_Work instructions:_ Review the listing and copy each line that holds the word "applicable".

_Materials provided:_
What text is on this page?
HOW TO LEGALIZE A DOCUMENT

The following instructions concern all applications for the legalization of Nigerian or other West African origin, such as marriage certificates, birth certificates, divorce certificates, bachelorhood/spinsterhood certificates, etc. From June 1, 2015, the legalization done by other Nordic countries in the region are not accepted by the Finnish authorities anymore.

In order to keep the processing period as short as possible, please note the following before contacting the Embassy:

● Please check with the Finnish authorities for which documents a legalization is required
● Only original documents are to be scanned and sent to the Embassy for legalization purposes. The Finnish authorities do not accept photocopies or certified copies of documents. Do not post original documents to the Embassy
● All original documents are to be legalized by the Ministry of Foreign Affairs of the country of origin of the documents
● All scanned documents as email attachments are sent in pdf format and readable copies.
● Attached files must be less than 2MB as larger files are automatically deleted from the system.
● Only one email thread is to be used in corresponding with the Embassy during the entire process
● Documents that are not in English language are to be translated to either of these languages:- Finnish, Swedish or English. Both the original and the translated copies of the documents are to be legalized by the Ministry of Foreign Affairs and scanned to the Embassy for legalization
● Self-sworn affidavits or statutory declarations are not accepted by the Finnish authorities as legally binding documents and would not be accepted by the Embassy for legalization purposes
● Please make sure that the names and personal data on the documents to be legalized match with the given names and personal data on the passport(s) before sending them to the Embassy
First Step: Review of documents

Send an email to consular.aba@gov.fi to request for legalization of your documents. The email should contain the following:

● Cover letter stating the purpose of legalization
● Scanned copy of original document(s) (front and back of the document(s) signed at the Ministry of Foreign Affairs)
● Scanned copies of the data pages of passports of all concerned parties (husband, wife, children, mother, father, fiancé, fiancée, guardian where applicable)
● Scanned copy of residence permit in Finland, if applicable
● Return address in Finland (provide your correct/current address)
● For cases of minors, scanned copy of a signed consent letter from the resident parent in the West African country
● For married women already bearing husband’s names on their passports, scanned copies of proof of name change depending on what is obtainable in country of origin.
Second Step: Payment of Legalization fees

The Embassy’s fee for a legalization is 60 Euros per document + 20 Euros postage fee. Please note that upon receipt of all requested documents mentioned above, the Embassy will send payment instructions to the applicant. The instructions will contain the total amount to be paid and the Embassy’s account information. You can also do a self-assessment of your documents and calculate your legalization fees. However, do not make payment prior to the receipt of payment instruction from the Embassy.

_Written answer:_
● Scanned copies of the data pages of passports of all concerned parties (husband, wife, children, mother, father, fiancé, fiancée, guardian where applicable)
● Scanned copy of residence permit in Finland, if applicable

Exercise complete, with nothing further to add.